── RECORD LIST
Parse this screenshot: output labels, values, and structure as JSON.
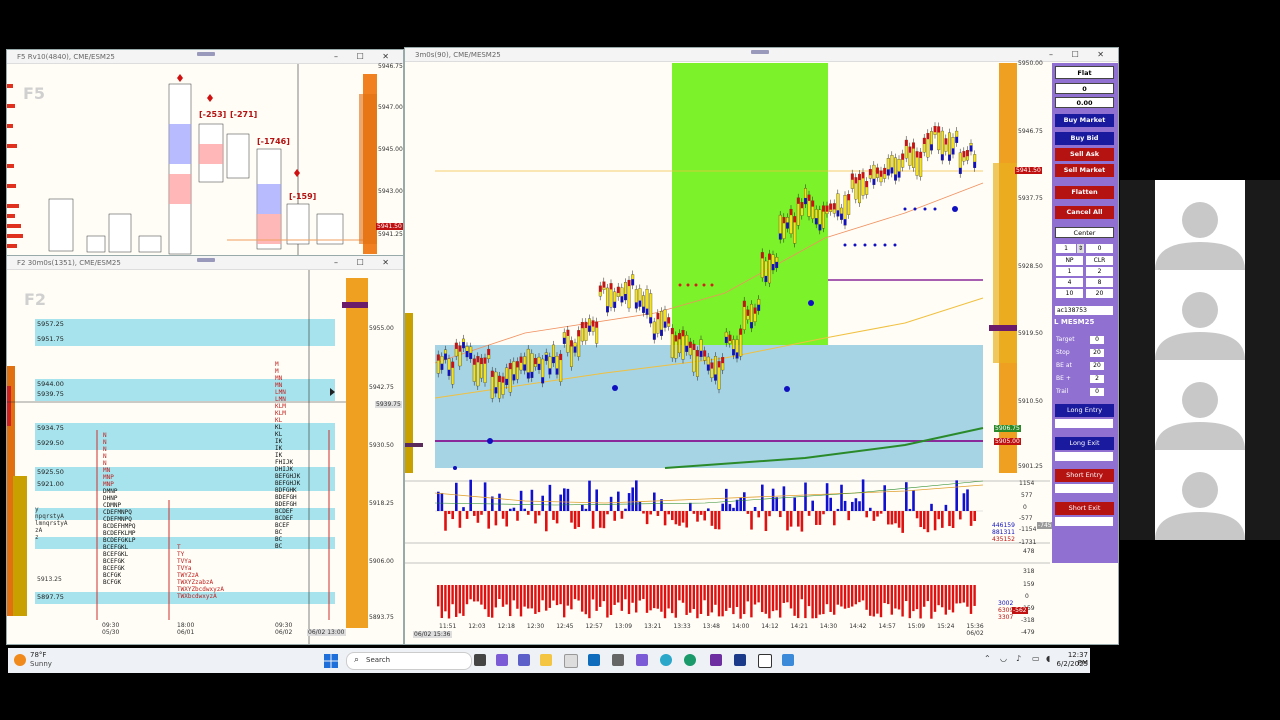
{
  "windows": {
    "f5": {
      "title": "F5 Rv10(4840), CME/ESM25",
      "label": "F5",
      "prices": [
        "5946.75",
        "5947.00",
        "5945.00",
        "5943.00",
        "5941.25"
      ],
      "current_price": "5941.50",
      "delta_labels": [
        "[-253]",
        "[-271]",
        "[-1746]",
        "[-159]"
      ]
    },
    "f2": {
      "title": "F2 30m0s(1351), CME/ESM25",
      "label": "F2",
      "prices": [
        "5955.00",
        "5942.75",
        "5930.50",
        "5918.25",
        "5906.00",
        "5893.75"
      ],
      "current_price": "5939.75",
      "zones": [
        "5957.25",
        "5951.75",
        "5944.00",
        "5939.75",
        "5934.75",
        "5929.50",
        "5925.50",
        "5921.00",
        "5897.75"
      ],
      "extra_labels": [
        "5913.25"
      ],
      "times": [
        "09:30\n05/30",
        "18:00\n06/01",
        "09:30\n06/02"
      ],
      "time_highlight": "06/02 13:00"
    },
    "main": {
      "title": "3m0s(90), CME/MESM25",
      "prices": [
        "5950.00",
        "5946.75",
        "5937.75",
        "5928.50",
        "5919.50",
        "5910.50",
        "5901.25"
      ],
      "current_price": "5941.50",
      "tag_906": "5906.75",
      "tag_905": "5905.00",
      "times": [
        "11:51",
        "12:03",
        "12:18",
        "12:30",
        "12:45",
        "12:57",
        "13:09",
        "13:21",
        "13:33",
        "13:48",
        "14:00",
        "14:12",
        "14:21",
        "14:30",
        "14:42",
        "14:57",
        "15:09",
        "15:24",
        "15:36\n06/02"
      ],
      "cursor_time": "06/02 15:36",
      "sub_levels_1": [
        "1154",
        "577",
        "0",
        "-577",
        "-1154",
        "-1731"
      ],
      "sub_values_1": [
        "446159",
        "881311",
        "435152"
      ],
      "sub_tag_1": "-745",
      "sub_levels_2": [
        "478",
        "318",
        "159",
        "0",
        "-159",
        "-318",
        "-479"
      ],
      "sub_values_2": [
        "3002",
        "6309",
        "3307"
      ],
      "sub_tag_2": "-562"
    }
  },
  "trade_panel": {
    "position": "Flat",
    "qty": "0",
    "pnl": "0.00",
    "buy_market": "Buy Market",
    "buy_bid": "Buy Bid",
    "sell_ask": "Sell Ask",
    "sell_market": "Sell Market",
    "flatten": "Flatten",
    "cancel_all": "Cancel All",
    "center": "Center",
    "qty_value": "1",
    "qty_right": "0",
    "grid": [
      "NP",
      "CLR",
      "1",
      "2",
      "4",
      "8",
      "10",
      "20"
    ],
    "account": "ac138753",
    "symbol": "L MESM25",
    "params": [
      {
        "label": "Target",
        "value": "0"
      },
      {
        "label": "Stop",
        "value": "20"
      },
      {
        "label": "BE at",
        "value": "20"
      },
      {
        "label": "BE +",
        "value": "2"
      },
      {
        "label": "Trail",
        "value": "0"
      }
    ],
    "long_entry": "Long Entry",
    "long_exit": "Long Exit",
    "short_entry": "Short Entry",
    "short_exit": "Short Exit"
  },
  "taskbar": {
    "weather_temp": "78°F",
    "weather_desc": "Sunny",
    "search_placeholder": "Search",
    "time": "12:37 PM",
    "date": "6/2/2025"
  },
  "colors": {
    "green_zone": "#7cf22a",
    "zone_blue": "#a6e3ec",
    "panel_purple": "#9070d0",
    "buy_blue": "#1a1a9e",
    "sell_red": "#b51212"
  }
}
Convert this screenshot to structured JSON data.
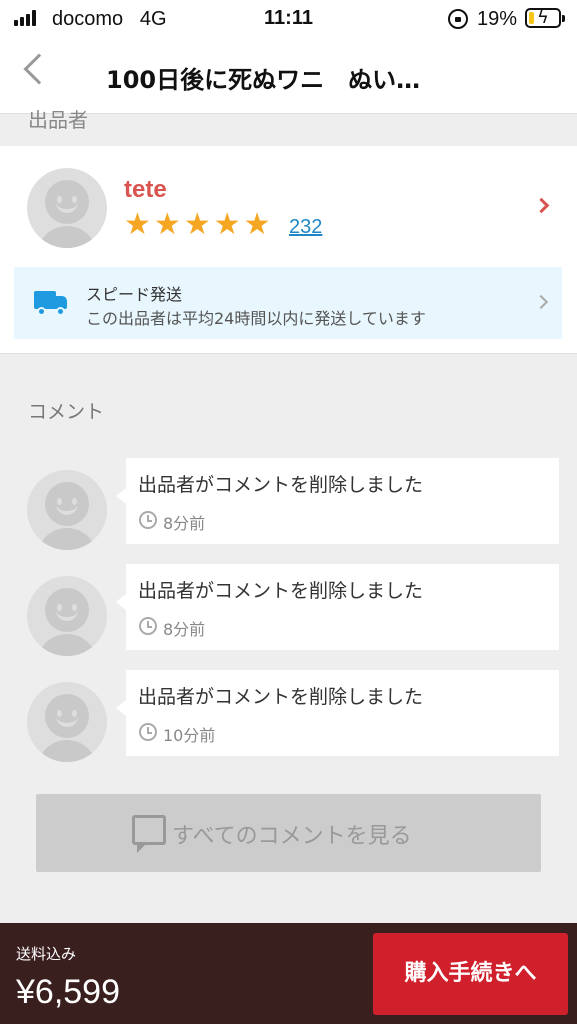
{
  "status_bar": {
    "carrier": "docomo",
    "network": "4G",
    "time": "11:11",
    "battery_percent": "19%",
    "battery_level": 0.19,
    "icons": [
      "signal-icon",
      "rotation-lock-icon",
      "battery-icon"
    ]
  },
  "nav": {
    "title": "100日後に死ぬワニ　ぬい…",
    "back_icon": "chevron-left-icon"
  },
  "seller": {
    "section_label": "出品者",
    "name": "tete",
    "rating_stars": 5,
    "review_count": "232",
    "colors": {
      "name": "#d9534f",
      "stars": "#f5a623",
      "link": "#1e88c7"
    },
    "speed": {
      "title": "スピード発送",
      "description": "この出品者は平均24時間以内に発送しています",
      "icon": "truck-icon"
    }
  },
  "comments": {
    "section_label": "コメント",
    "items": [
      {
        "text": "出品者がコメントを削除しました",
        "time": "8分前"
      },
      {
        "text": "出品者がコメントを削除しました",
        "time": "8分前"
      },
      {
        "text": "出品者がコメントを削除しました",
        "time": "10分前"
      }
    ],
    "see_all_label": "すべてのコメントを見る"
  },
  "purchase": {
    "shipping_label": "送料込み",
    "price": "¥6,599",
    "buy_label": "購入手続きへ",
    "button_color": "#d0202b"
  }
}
────
» **TASK TO COMPLETE**:
All of the material above is to be copied exactly, except for its images.

» **IN RESPONSE**:
Parse this screenshot: output labels, values, and structure as JSON.
{
  "windows": {
    "f5": {
      "title": "F5 Rv10(4840), CME/ESM25",
      "label": "F5",
      "prices": [
        "5946.75",
        "5947.00",
        "5945.00",
        "5943.00",
        "5941.25"
      ],
      "current_price": "5941.50",
      "delta_labels": [
        "[-253]",
        "[-271]",
        "[-1746]",
        "[-159]"
      ]
    },
    "f2": {
      "title": "F2 30m0s(1351), CME/ESM25",
      "label": "F2",
      "prices": [
        "5955.00",
        "5942.75",
        "5930.50",
        "5918.25",
        "5906.00",
        "5893.75"
      ],
      "current_price": "5939.75",
      "zones": [
        "5957.25",
        "5951.75",
        "5944.00",
        "5939.75",
        "5934.75",
        "5929.50",
        "5925.50",
        "5921.00",
        "5897.75"
      ],
      "extra_labels": [
        "5913.25"
      ],
      "times": [
        "09:30\n05/30",
        "18:00\n06/01",
        "09:30\n06/02"
      ],
      "time_highlight": "06/02 13:00"
    },
    "main": {
      "title": "3m0s(90), CME/MESM25",
      "prices": [
        "5950.00",
        "5946.75",
        "5937.75",
        "5928.50",
        "5919.50",
        "5910.50",
        "5901.25"
      ],
      "current_price": "5941.50",
      "tag_906": "5906.75",
      "tag_905": "5905.00",
      "times": [
        "11:51",
        "12:03",
        "12:18",
        "12:30",
        "12:45",
        "12:57",
        "13:09",
        "13:21",
        "13:33",
        "13:48",
        "14:00",
        "14:12",
        "14:21",
        "14:30",
        "14:42",
        "14:57",
        "15:09",
        "15:24",
        "15:36\n06/02"
      ],
      "cursor_time": "06/02 15:36",
      "sub_levels_1": [
        "1154",
        "577",
        "0",
        "-577",
        "-1154",
        "-1731"
      ],
      "sub_values_1": [
        "446159",
        "881311",
        "435152"
      ],
      "sub_tag_1": "-745",
      "sub_levels_2": [
        "478",
        "318",
        "159",
        "0",
        "-159",
        "-318",
        "-479"
      ],
      "sub_values_2": [
        "3002",
        "6309",
        "3307"
      ],
      "sub_tag_2": "-562"
    }
  },
  "trade_panel": {
    "position": "Flat",
    "qty": "0",
    "pnl": "0.00",
    "buy_market": "Buy Market",
    "buy_bid": "Buy Bid",
    "sell_ask": "Sell Ask",
    "sell_market": "Sell Market",
    "flatten": "Flatten",
    "cancel_all": "Cancel All",
    "center": "Center",
    "qty_value": "1",
    "qty_right": "0",
    "grid": [
      "NP",
      "CLR",
      "1",
      "2",
      "4",
      "8",
      "10",
      "20"
    ],
    "account": "ac138753",
    "symbol": "L MESM25",
    "params": [
      {
        "label": "Target",
        "value": "0"
      },
      {
        "label": "Stop",
        "value": "20"
      },
      {
        "label": "BE at",
        "value": "20"
      },
      {
        "label": "BE +",
        "value": "2"
      },
      {
        "label": "Trail",
        "value": "0"
      }
    ],
    "long_entry": "Long Entry",
    "long_exit": "Long Exit",
    "short_entry": "Short Entry",
    "short_exit": "Short Exit"
  },
  "taskbar": {
    "weather_temp": "78°F",
    "weather_desc": "Sunny",
    "search_placeholder": "Search",
    "time": "12:37 PM",
    "date": "6/2/2025"
  },
  "colors": {
    "green_zone": "#7cf22a",
    "zone_blue": "#a6e3ec",
    "panel_purple": "#9070d0",
    "buy_blue": "#1a1a9e",
    "sell_red": "#b51212"
  }
}
Convert this screenshot to structured JSON data.
{
  "status_bar": {
    "carrier": "docomo",
    "network": "4G",
    "time": "11:11",
    "battery_percent": "19%",
    "battery_level": 0.19,
    "icons": [
      "signal-icon",
      "rotation-lock-icon",
      "battery-icon"
    ]
  },
  "nav": {
    "title": "100日後に死ぬワニ　ぬい…",
    "back_icon": "chevron-left-icon"
  },
  "seller": {
    "section_label": "出品者",
    "name": "tete",
    "rating_stars": 5,
    "review_count": "232",
    "colors": {
      "name": "#d9534f",
      "stars": "#f5a623",
      "link": "#1e88c7"
    },
    "speed": {
      "title": "スピード発送",
      "description": "この出品者は平均24時間以内に発送しています",
      "icon": "truck-icon"
    }
  },
  "comments": {
    "section_label": "コメント",
    "items": [
      {
        "text": "出品者がコメントを削除しました",
        "time": "8分前"
      },
      {
        "text": "出品者がコメントを削除しました",
        "time": "8分前"
      },
      {
        "text": "出品者がコメントを削除しました",
        "time": "10分前"
      }
    ],
    "see_all_label": "すべてのコメントを見る"
  },
  "purchase": {
    "shipping_label": "送料込み",
    "price": "¥6,599",
    "buy_label": "購入手続きへ",
    "button_color": "#d0202b"
  }
}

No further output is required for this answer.